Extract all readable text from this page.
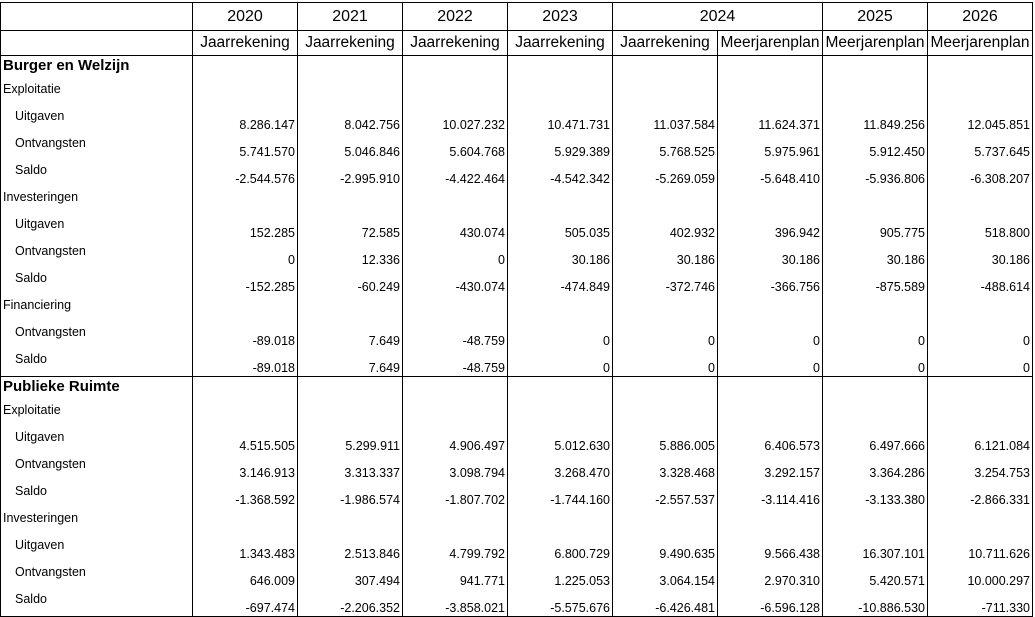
	2020	2021	2022	2023	2024		2025	2026
	Jaarrekening	Jaarrekening	Jaarrekening	Jaarrekening	Jaarrekening	Meerjarenplan	Meerjarenplan	Meerjarenplan
Burger en Welzijn								
Exploitatie								
Uitgaven	8.286.147	8.042.756	10.027.232	10.471.731	11.037.584	11.624.371	11.849.256	12.045.851
Ontvangsten	5.741.570	5.046.846	5.604.768	5.929.389	5.768.525	5.975.961	5.912.450	5.737.645
Saldo	-2.544.576	-2.995.910	-4.422.464	-4.542.342	-5.269.059	-5.648.410	-5.936.806	-6.308.207
Investeringen								
Uitgaven	152.285	72.585	430.074	505.035	402.932	396.942	905.775	518.800
Ontvangsten	0	12.336	0	30.186	30.186	30.186	30.186	30.186
Saldo	-152.285	-60.249	-430.074	-474.849	-372.746	-366.756	-875.589	-488.614
Financiering								
Ontvangsten	-89.018	7.649	-48.759	0	0	0	0	0
Saldo	-89.018	7.649	-48.759	0	0	0	0	0
Publieke Ruimte								
Exploitatie								
Uitgaven	4.515.505	5.299.911	4.906.497	5.012.630	5.886.005	6.406.573	6.497.666	6.121.084
Ontvangsten	3.146.913	3.313.337	3.098.794	3.268.470	3.328.468	3.292.157	3.364.286	3.254.753
Saldo	-1.368.592	-1.986.574	-1.807.702	-1.744.160	-2.557.537	-3.114.416	-3.133.380	-2.866.331
Investeringen								
Uitgaven	1.343.483	2.513.846	4.799.792	6.800.729	9.490.635	9.566.438	16.307.101	10.711.626
Ontvangsten	646.009	307.494	941.771	1.225.053	3.064.154	2.970.310	5.420.571	10.000.297
Saldo	-697.474	-2.206.352	-3.858.021	-5.575.676	-6.426.481	-6.596.128	-10.886.530	-711.330
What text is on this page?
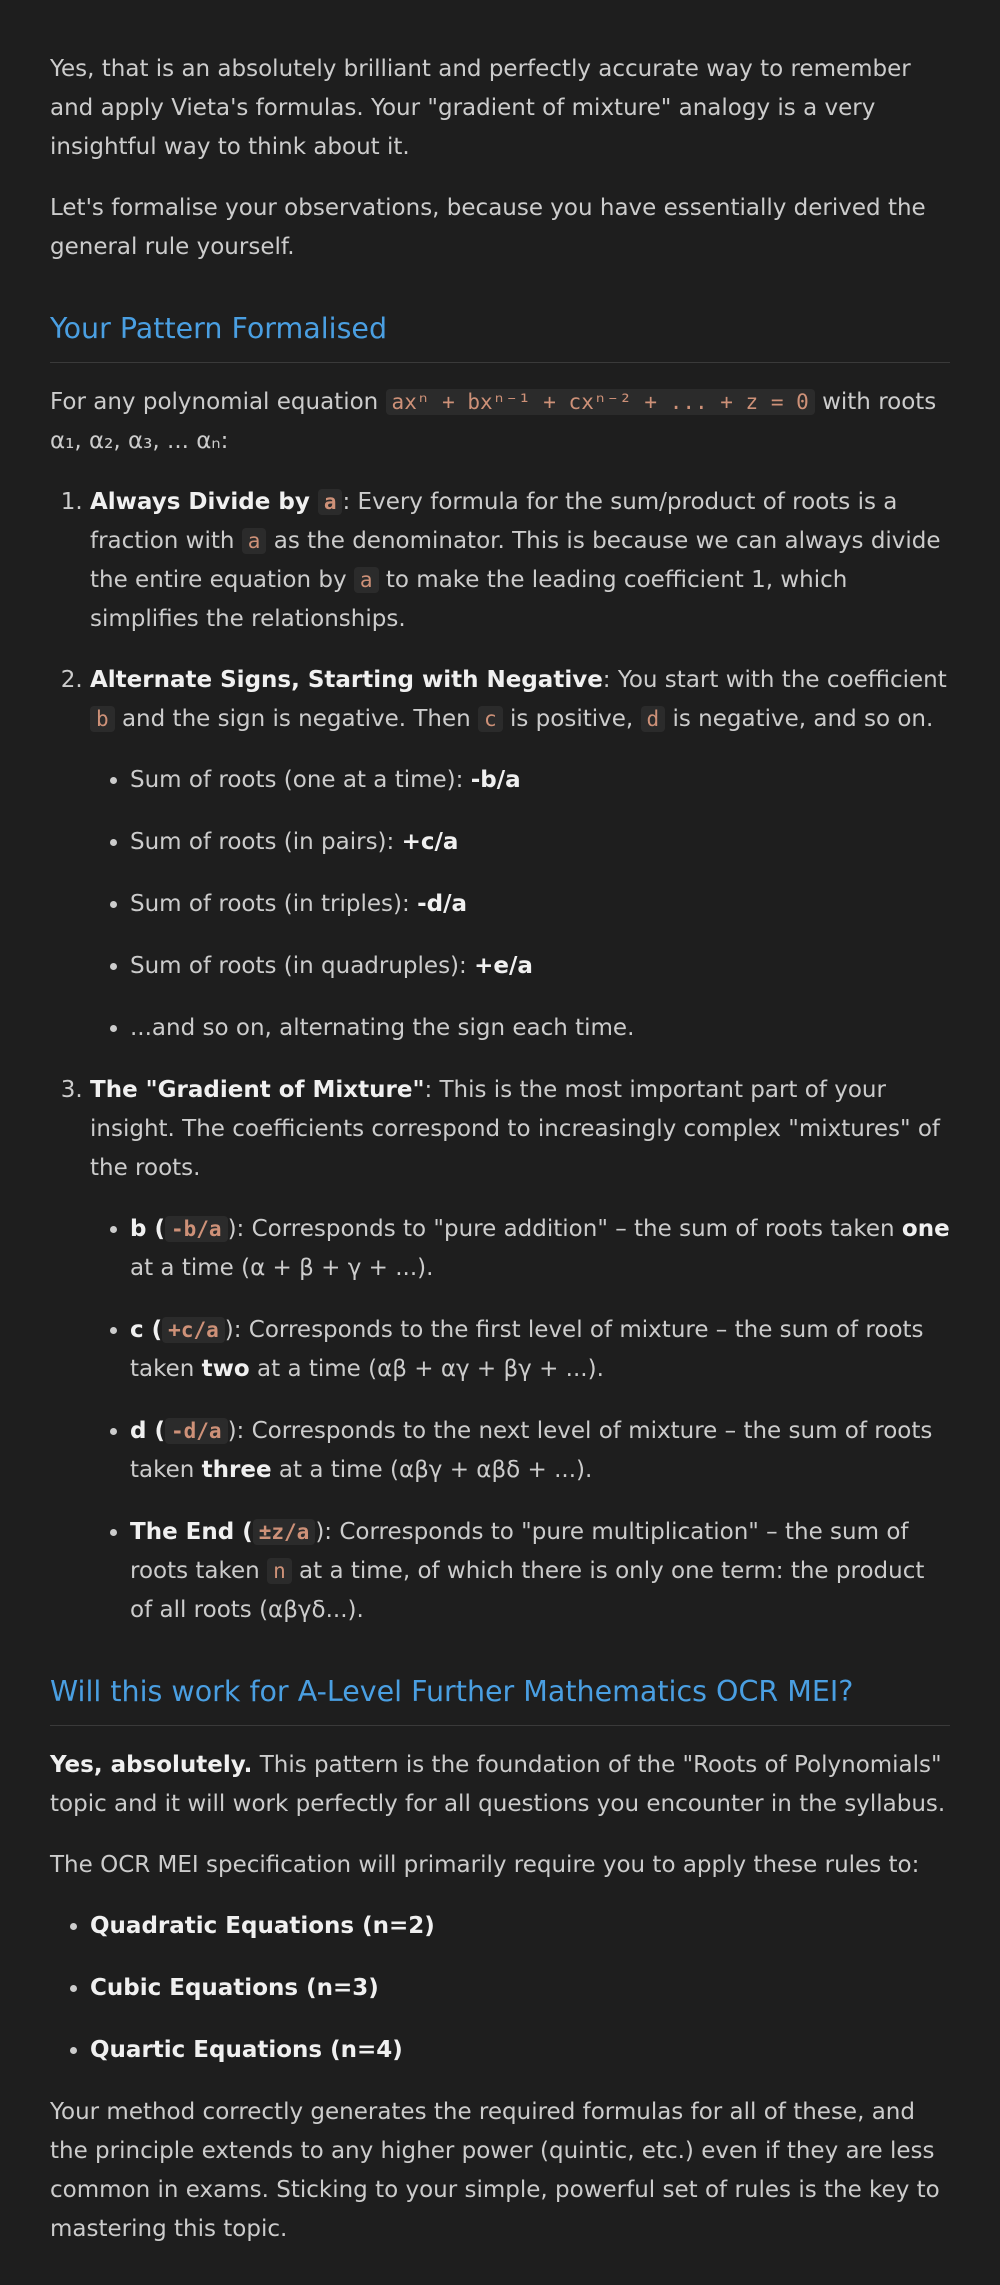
Yes, that is an absolutely brilliant and perfectly accurate way to remember and apply Vieta's formulas. Your "gradient of mixture" analogy is a very insightful way to think about it.

Let's formalise your observations, because you have essentially derived the general rule yourself.

Your Pattern Formalised

For any polynomial equation axⁿ + bxⁿ⁻¹ + cxⁿ⁻² + ... + z = 0 with roots α₁, α₂, α₃, ... αₙ:

1. Always Divide by a : Every formula for the sum/product of roots is a fraction with a as the denominator. This is because we can always divide the entire equation by a to make the leading coefficient 1, which simplifies the relationships.
2. Alternate Signs, Starting with Negative: You start with the coefficient b and the sign is negative. Then c is positive, d is negative, and so on.
• Sum of roots (one at a time): -b/a
• Sum of roots (in pairs): +c/a
• Sum of roots (in triples): -d/a
• Sum of roots (in quadruples): +e/a
• ...and so on, alternating the sign each time.
3. The "Gradient of Mixture": This is the most important part of your insight. The coefficients correspond to increasingly complex "mixtures" of the roots.
• b ( -b/a ): Corresponds to "pure addition" – the sum of roots taken one at a time (α + β + γ + ...).
• c ( +c/a ): Corresponds to the first level of mixture – the sum of roots taken two at a time (αβ + αγ + βγ + ...).
• d ( -d/a ): Corresponds to the next level of mixture – the sum of roots taken three at a time (αβγ + αβδ + ...).
• The End ( ±z/a ): Corresponds to "pure multiplication" – the sum of roots taken n at a time, of which there is only one term: the product of all roots (αβγδ...).
Will this work for A-Level Further Mathematics OCR MEI?

Yes, absolutely. This pattern is the foundation of the "Roots of Polynomials" topic and it will work perfectly for all questions you encounter in the syllabus.

The OCR MEI specification will primarily require you to apply these rules to:

• Quadratic Equations (n=2)
• Cubic Equations (n=3)
• Quartic Equations (n=4)

Your method correctly generates the required formulas for all of these, and the principle extends to any higher power (quintic, etc.) even if they are less common in exams. Sticking to your simple, powerful set of rules is the key to mastering this topic.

* _INSTRUCTION_
Search the listing for the word "which" and return each line that holds it.

* _COMPLETE ANSWER_
1. Always Divide by a : Every formula for the sum/product of roots is a fraction with a as the denominator. This is because we can always divide the entire equation by a to make the leading coefficient 1, which simplifies the relationships.
• The End ( ±z/a ): Corresponds to "pure multiplication" – the sum of roots taken n at a time, of which there is only one term: the product of all roots (αβγδ...).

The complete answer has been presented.